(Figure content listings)
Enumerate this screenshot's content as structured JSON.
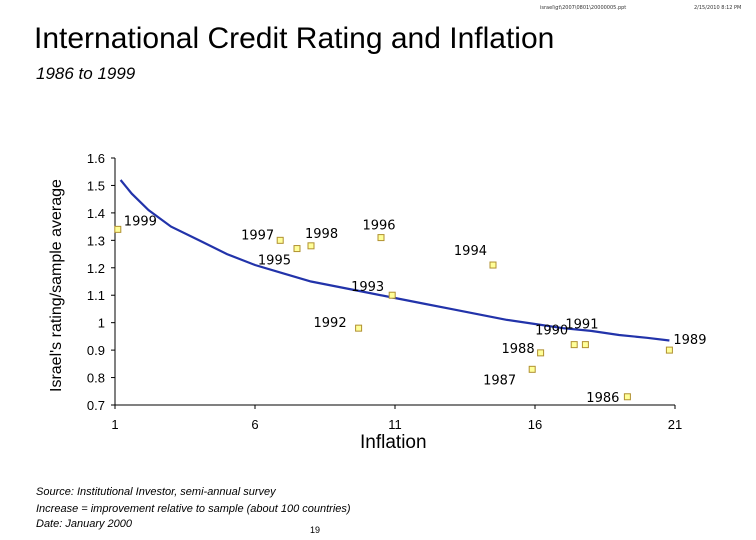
{
  "header": {
    "path": "israel\\gt\\2007\\0801\\20000005.ppt",
    "date": "2/15/2010 8:12 PM"
  },
  "footer": {
    "source": "Source: Institutional Investor, semi-annual survey",
    "note": "Increase = improvement relative to sample (about 100 countries)",
    "date": "Date:  January 2000",
    "page": "19"
  },
  "colors": {
    "curve": "#2233aa",
    "marker": "#ffff99",
    "marker_border": "#b09030"
  },
  "chart_data": {
    "type": "scatter",
    "title": "International Credit Rating and Inflation",
    "subtitle": "1986 to 1999",
    "xlabel": "Inflation",
    "ylabel": "Israel's rating/sample average",
    "xlim": [
      1,
      21
    ],
    "ylim": [
      0.7,
      1.6
    ],
    "x_ticks": [
      1,
      6,
      11,
      16,
      21
    ],
    "y_ticks": [
      1.6,
      1.5,
      1.4,
      1.3,
      1.2,
      1.1,
      1,
      0.9,
      0.8,
      0.7
    ],
    "y_tick_labels": [
      "1.6",
      "1.5",
      "1.4",
      "1.3",
      "1.2",
      "1.1",
      "1",
      "0.9",
      "0.8",
      "0.7"
    ],
    "x_tick_labels": [
      "1",
      "6",
      "11",
      "16",
      "21"
    ],
    "points": [
      {
        "year": "1999",
        "x": 1.1,
        "y": 1.34
      },
      {
        "year": "1997",
        "x": 6.9,
        "y": 1.3
      },
      {
        "year": "1998",
        "x": 8.0,
        "y": 1.28
      },
      {
        "year": "1995",
        "x": 7.5,
        "y": 1.27
      },
      {
        "year": "1996",
        "x": 10.5,
        "y": 1.31
      },
      {
        "year": "1994",
        "x": 14.5,
        "y": 1.21
      },
      {
        "year": "1993",
        "x": 10.9,
        "y": 1.1
      },
      {
        "year": "1992",
        "x": 9.7,
        "y": 0.98
      },
      {
        "year": "1988",
        "x": 16.2,
        "y": 0.89
      },
      {
        "year": "1990",
        "x": 17.4,
        "y": 0.92
      },
      {
        "year": "1991",
        "x": 17.8,
        "y": 0.92
      },
      {
        "year": "1989",
        "x": 20.8,
        "y": 0.9
      },
      {
        "year": "1987",
        "x": 15.9,
        "y": 0.83
      },
      {
        "year": "1986",
        "x": 19.3,
        "y": 0.73
      }
    ],
    "trend_curve": [
      {
        "x": 1.2,
        "y": 1.52
      },
      {
        "x": 1.6,
        "y": 1.47
      },
      {
        "x": 2.2,
        "y": 1.41
      },
      {
        "x": 3,
        "y": 1.35
      },
      {
        "x": 4,
        "y": 1.3
      },
      {
        "x": 5,
        "y": 1.25
      },
      {
        "x": 6,
        "y": 1.21
      },
      {
        "x": 7,
        "y": 1.18
      },
      {
        "x": 8,
        "y": 1.15
      },
      {
        "x": 9,
        "y": 1.13
      },
      {
        "x": 10,
        "y": 1.11
      },
      {
        "x": 11,
        "y": 1.09
      },
      {
        "x": 12,
        "y": 1.07
      },
      {
        "x": 13,
        "y": 1.05
      },
      {
        "x": 14,
        "y": 1.03
      },
      {
        "x": 15,
        "y": 1.01
      },
      {
        "x": 16,
        "y": 0.995
      },
      {
        "x": 17,
        "y": 0.98
      },
      {
        "x": 18,
        "y": 0.97
      },
      {
        "x": 19,
        "y": 0.955
      },
      {
        "x": 20,
        "y": 0.945
      },
      {
        "x": 20.8,
        "y": 0.935
      }
    ],
    "grid": false,
    "legend": "none"
  }
}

▸ EXERCISE
Leave out the pictures and copy the rest of the material above exactly.

▸ RESULT OF THIS TASK
Enumerate this screenshot's content as structured JSON.
{
  "header": {
    "path": "israel\\gt\\2007\\0801\\20000005.ppt",
    "date": "2/15/2010 8:12 PM"
  },
  "footer": {
    "source": "Source: Institutional Investor, semi-annual survey",
    "note": "Increase = improvement relative to sample (about 100 countries)",
    "date": "Date:  January 2000",
    "page": "19"
  },
  "colors": {
    "curve": "#2233aa",
    "marker": "#ffff99",
    "marker_border": "#b09030"
  },
  "chart_data": {
    "type": "scatter",
    "title": "International Credit Rating and Inflation",
    "subtitle": "1986 to 1999",
    "xlabel": "Inflation",
    "ylabel": "Israel's rating/sample average",
    "xlim": [
      1,
      21
    ],
    "ylim": [
      0.7,
      1.6
    ],
    "x_ticks": [
      1,
      6,
      11,
      16,
      21
    ],
    "y_ticks": [
      1.6,
      1.5,
      1.4,
      1.3,
      1.2,
      1.1,
      1,
      0.9,
      0.8,
      0.7
    ],
    "y_tick_labels": [
      "1.6",
      "1.5",
      "1.4",
      "1.3",
      "1.2",
      "1.1",
      "1",
      "0.9",
      "0.8",
      "0.7"
    ],
    "x_tick_labels": [
      "1",
      "6",
      "11",
      "16",
      "21"
    ],
    "points": [
      {
        "year": "1999",
        "x": 1.1,
        "y": 1.34
      },
      {
        "year": "1997",
        "x": 6.9,
        "y": 1.3
      },
      {
        "year": "1998",
        "x": 8.0,
        "y": 1.28
      },
      {
        "year": "1995",
        "x": 7.5,
        "y": 1.27
      },
      {
        "year": "1996",
        "x": 10.5,
        "y": 1.31
      },
      {
        "year": "1994",
        "x": 14.5,
        "y": 1.21
      },
      {
        "year": "1993",
        "x": 10.9,
        "y": 1.1
      },
      {
        "year": "1992",
        "x": 9.7,
        "y": 0.98
      },
      {
        "year": "1988",
        "x": 16.2,
        "y": 0.89
      },
      {
        "year": "1990",
        "x": 17.4,
        "y": 0.92
      },
      {
        "year": "1991",
        "x": 17.8,
        "y": 0.92
      },
      {
        "year": "1989",
        "x": 20.8,
        "y": 0.9
      },
      {
        "year": "1987",
        "x": 15.9,
        "y": 0.83
      },
      {
        "year": "1986",
        "x": 19.3,
        "y": 0.73
      }
    ],
    "trend_curve": [
      {
        "x": 1.2,
        "y": 1.52
      },
      {
        "x": 1.6,
        "y": 1.47
      },
      {
        "x": 2.2,
        "y": 1.41
      },
      {
        "x": 3,
        "y": 1.35
      },
      {
        "x": 4,
        "y": 1.3
      },
      {
        "x": 5,
        "y": 1.25
      },
      {
        "x": 6,
        "y": 1.21
      },
      {
        "x": 7,
        "y": 1.18
      },
      {
        "x": 8,
        "y": 1.15
      },
      {
        "x": 9,
        "y": 1.13
      },
      {
        "x": 10,
        "y": 1.11
      },
      {
        "x": 11,
        "y": 1.09
      },
      {
        "x": 12,
        "y": 1.07
      },
      {
        "x": 13,
        "y": 1.05
      },
      {
        "x": 14,
        "y": 1.03
      },
      {
        "x": 15,
        "y": 1.01
      },
      {
        "x": 16,
        "y": 0.995
      },
      {
        "x": 17,
        "y": 0.98
      },
      {
        "x": 18,
        "y": 0.97
      },
      {
        "x": 19,
        "y": 0.955
      },
      {
        "x": 20,
        "y": 0.945
      },
      {
        "x": 20.8,
        "y": 0.935
      }
    ],
    "grid": false,
    "legend": "none"
  }
}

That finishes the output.